§ Short exercise
Copy the entries below word for word, starting with the line containing "445, 236, 459]" and going on through the line containing "38, 572, 57]".

§ Raw records

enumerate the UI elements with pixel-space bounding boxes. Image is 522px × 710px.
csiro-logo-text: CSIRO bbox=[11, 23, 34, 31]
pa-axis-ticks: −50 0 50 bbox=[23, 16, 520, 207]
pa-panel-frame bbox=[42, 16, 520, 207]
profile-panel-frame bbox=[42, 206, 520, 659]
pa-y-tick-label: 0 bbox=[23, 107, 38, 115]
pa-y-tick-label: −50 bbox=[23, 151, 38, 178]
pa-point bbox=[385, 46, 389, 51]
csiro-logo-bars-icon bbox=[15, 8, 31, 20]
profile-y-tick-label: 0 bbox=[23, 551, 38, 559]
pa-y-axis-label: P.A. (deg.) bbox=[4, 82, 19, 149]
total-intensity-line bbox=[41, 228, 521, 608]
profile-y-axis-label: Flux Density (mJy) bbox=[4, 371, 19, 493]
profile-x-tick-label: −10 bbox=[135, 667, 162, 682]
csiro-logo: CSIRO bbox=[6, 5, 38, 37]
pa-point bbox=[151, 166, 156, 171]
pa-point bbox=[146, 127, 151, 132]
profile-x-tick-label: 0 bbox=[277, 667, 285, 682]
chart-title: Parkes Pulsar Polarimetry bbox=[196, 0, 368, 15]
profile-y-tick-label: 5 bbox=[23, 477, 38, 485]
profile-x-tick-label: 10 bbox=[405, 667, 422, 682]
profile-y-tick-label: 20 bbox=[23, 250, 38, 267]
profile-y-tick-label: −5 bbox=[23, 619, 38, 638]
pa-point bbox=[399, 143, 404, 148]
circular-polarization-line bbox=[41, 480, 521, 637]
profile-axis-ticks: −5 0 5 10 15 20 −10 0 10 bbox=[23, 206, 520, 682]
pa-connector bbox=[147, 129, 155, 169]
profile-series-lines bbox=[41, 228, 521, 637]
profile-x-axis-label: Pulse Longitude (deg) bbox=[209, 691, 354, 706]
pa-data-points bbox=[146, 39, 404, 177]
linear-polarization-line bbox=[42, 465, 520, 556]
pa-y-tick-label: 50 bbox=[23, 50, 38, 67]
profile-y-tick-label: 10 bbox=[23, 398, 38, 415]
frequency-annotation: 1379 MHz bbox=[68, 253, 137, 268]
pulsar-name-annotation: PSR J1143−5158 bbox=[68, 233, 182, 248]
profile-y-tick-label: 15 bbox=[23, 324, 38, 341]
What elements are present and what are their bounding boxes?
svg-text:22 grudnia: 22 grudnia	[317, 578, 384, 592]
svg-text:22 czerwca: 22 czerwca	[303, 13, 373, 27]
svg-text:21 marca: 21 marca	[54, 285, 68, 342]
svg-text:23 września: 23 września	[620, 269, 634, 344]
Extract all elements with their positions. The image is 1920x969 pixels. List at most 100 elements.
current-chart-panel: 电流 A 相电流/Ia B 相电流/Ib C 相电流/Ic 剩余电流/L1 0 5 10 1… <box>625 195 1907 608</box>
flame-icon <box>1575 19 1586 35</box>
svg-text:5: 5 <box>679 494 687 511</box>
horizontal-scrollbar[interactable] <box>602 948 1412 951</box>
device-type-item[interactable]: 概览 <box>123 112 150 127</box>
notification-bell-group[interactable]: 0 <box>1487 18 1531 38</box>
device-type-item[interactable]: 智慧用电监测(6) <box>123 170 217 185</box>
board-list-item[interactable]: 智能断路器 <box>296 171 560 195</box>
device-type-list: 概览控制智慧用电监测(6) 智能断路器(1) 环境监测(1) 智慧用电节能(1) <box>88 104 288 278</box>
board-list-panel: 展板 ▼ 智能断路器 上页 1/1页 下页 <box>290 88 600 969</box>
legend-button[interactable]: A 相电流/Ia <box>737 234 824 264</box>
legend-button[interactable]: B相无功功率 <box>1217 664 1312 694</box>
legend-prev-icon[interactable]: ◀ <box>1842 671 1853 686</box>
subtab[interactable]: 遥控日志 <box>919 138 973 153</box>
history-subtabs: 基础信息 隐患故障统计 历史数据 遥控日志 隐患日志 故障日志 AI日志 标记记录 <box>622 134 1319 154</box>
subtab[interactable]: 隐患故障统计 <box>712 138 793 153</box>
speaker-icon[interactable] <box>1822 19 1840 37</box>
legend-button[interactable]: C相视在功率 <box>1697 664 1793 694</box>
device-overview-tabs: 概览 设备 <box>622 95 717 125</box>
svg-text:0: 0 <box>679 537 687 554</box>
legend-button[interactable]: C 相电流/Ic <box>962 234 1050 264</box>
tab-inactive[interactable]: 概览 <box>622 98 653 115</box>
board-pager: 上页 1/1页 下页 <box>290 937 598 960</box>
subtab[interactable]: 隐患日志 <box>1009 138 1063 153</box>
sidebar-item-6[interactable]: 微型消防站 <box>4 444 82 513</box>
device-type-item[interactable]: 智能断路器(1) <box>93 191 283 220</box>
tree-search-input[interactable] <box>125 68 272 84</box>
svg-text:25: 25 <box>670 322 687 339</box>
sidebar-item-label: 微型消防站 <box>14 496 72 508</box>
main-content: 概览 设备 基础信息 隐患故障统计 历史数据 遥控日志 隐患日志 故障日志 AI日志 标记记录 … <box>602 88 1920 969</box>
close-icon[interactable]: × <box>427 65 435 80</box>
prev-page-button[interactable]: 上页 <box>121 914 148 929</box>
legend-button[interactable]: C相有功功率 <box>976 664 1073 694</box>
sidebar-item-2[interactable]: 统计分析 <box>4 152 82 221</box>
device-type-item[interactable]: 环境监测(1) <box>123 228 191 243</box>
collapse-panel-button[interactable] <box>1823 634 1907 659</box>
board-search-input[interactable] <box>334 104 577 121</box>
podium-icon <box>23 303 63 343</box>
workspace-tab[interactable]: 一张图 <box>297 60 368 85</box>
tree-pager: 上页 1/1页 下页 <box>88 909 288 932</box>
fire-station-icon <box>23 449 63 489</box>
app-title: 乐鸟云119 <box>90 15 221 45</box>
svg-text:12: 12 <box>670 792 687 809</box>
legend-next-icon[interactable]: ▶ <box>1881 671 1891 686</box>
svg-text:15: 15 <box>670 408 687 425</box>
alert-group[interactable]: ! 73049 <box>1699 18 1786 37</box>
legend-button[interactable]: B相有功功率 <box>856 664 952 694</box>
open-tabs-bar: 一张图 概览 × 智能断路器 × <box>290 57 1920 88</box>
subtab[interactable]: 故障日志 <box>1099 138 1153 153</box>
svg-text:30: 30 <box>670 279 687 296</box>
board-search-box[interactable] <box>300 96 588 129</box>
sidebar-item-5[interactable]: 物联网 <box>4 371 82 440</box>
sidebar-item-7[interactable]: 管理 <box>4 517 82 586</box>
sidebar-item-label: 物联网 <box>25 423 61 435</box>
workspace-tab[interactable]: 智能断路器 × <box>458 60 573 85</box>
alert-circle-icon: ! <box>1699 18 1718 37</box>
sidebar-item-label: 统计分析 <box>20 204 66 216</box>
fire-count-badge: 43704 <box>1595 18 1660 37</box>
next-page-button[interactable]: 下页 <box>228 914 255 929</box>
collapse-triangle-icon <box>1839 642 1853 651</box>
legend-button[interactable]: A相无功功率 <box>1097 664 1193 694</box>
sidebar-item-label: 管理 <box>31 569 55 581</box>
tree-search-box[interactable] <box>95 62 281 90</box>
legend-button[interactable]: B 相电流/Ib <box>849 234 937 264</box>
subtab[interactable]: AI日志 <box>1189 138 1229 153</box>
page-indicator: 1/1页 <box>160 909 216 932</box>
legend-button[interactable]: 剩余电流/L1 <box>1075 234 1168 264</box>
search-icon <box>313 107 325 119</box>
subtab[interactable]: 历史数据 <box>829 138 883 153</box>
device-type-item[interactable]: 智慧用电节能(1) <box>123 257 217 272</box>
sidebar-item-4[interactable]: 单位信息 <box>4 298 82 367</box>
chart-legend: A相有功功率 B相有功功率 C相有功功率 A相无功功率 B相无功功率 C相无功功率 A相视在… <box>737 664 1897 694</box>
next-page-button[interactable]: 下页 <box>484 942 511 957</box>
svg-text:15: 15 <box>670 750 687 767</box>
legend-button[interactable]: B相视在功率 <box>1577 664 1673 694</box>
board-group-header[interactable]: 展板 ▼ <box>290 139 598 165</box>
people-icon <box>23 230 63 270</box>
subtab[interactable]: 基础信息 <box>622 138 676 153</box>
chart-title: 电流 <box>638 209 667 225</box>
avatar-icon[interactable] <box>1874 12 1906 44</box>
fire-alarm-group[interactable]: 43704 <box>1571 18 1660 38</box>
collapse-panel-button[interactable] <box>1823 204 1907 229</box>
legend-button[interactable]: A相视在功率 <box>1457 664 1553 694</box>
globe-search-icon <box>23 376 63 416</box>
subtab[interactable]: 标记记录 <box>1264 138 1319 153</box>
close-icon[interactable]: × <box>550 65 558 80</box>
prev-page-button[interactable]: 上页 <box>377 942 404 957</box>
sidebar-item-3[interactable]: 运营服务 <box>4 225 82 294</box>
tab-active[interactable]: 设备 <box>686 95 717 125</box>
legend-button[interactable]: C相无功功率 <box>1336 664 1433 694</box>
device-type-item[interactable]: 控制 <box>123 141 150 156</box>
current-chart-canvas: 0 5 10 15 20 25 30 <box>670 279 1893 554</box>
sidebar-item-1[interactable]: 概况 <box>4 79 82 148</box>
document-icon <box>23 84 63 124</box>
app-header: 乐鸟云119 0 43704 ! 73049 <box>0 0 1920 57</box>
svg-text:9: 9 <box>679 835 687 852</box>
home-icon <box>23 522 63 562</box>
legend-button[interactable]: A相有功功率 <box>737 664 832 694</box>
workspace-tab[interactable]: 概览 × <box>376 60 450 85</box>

---

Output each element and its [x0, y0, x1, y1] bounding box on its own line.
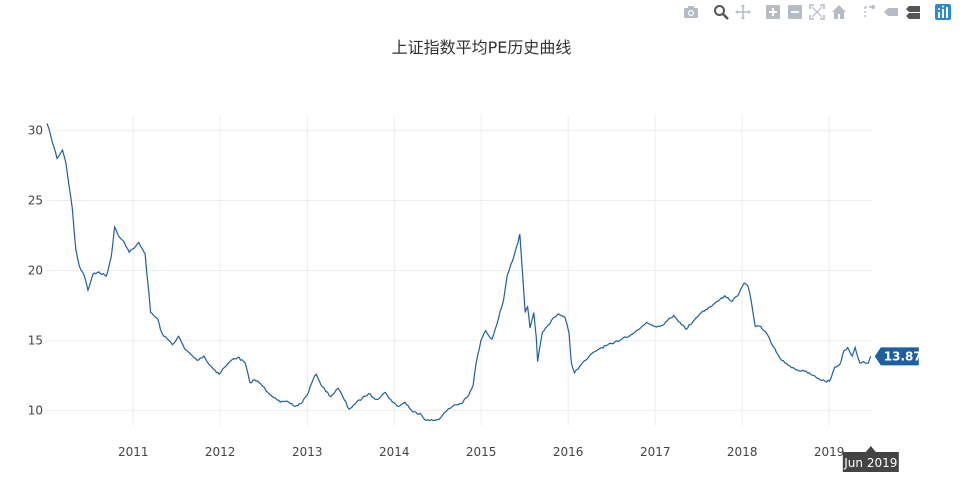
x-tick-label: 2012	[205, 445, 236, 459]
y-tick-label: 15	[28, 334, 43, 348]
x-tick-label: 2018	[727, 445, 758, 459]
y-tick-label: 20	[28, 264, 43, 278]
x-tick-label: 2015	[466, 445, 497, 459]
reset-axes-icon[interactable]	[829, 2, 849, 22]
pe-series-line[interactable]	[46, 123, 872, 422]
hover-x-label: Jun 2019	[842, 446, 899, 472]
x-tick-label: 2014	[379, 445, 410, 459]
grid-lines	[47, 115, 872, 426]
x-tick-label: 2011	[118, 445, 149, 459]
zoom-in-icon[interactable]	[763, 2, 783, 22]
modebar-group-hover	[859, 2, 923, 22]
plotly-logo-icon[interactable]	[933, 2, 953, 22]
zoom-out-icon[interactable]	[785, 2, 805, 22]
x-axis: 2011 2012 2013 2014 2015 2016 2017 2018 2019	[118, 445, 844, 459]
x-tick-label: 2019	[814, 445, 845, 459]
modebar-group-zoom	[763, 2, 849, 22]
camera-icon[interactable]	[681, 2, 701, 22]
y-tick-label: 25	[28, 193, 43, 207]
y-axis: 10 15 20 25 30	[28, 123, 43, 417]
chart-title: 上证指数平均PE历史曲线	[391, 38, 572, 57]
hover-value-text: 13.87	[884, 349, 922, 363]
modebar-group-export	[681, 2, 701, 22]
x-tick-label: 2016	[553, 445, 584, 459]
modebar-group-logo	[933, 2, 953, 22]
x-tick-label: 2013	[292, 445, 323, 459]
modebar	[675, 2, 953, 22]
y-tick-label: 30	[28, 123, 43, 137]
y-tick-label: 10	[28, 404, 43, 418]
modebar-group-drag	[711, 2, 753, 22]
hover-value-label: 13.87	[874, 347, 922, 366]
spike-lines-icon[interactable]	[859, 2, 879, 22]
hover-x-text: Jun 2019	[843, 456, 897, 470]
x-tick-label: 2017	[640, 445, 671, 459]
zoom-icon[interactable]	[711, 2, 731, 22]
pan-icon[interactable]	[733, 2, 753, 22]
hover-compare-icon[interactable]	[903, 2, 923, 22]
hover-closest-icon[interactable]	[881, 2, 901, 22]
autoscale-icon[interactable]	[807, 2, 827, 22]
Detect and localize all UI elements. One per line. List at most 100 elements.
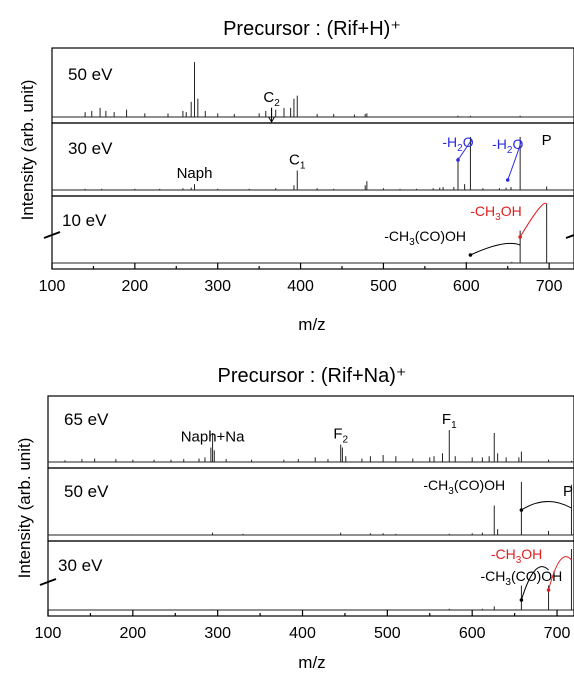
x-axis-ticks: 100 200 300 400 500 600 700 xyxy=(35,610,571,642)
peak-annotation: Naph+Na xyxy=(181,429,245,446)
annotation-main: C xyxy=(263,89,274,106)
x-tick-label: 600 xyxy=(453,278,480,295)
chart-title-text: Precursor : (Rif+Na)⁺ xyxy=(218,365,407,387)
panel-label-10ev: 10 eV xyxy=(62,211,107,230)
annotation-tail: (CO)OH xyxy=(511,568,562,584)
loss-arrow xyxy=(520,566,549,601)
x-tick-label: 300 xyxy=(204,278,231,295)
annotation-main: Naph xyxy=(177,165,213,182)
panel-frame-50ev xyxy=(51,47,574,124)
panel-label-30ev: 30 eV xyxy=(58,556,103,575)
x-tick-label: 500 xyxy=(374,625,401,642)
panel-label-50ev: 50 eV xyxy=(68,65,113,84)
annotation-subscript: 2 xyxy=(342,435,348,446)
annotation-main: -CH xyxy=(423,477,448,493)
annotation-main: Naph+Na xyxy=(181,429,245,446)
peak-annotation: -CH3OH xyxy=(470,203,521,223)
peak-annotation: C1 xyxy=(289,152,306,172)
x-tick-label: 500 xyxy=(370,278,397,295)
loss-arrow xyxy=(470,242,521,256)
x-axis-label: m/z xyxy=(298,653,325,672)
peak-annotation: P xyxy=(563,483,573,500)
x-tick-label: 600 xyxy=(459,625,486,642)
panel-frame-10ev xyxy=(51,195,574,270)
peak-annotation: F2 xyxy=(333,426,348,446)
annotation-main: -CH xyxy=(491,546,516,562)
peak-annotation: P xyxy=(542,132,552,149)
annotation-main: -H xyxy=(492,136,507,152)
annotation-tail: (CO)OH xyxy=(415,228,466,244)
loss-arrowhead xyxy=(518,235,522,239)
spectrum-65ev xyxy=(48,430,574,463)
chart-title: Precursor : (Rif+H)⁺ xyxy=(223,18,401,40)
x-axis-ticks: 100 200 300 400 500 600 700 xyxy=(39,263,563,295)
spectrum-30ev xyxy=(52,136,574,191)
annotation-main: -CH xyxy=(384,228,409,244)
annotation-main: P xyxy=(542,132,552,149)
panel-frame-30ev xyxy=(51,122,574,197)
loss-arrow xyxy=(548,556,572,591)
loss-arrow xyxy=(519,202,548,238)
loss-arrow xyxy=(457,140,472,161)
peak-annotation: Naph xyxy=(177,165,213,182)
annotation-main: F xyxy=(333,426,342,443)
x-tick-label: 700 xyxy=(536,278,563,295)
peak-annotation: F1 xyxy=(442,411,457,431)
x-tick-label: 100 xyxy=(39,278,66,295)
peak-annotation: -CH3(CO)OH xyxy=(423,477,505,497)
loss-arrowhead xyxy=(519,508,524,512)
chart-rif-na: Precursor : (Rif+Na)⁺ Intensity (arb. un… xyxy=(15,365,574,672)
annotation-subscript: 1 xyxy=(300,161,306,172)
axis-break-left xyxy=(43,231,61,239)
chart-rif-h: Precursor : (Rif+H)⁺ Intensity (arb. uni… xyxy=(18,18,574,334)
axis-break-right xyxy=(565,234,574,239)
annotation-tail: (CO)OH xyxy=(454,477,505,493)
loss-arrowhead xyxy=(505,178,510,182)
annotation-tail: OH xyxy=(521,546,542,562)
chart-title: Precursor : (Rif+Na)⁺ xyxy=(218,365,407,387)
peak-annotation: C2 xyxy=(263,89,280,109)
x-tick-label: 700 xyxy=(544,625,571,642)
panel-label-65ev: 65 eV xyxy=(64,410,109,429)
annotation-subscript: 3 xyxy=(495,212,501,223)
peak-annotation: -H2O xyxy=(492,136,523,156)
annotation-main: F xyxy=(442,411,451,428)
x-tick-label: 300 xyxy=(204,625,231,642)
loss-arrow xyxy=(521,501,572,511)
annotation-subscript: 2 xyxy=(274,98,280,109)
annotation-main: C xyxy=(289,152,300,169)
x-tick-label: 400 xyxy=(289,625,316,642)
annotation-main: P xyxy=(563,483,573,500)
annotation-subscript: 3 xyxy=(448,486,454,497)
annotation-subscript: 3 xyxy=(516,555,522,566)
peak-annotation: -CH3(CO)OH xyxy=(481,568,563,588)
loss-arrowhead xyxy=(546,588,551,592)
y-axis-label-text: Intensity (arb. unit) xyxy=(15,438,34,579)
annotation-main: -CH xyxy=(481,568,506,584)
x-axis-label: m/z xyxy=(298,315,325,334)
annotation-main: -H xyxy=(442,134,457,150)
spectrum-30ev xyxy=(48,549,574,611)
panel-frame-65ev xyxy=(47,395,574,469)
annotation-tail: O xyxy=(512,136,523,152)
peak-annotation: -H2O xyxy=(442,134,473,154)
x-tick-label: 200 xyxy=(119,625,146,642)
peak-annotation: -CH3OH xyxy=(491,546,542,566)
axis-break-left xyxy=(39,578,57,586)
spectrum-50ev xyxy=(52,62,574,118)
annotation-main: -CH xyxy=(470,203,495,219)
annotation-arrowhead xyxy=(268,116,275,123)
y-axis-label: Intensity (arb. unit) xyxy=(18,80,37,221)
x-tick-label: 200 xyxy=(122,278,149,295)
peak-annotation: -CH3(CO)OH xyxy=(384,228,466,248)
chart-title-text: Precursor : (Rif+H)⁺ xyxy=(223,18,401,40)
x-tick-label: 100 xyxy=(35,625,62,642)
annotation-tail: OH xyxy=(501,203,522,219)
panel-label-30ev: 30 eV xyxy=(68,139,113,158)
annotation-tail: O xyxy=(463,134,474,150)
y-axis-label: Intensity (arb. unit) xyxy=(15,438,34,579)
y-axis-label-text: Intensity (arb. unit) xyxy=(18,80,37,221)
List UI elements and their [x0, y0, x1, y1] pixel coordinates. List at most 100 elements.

§ Solution
x-tick-label: 2012	[205, 445, 236, 459]
y-tick-label: 15	[28, 334, 43, 348]
x-tick-label: 2018	[727, 445, 758, 459]
y-tick-label: 20	[28, 264, 43, 278]
x-tick-label: 2015	[466, 445, 497, 459]
reset-axes-icon[interactable]	[829, 2, 849, 22]
pe-series-line[interactable]	[46, 123, 872, 422]
hover-x-label: Jun 2019	[842, 446, 899, 472]
x-tick-label: 2014	[379, 445, 410, 459]
grid-lines	[47, 115, 872, 426]
x-tick-label: 2011	[118, 445, 149, 459]
zoom-in-icon[interactable]	[763, 2, 783, 22]
modebar-group-hover	[859, 2, 923, 22]
plotly-logo-icon[interactable]	[933, 2, 953, 22]
zoom-out-icon[interactable]	[785, 2, 805, 22]
x-axis: 2011 2012 2013 2014 2015 2016 2017 2018 2019	[118, 445, 844, 459]
x-tick-label: 2019	[814, 445, 845, 459]
modebar-group-zoom	[763, 2, 849, 22]
camera-icon[interactable]	[681, 2, 701, 22]
y-tick-label: 25	[28, 193, 43, 207]
y-axis: 10 15 20 25 30	[28, 123, 43, 417]
chart-title: 上证指数平均PE历史曲线	[391, 38, 572, 57]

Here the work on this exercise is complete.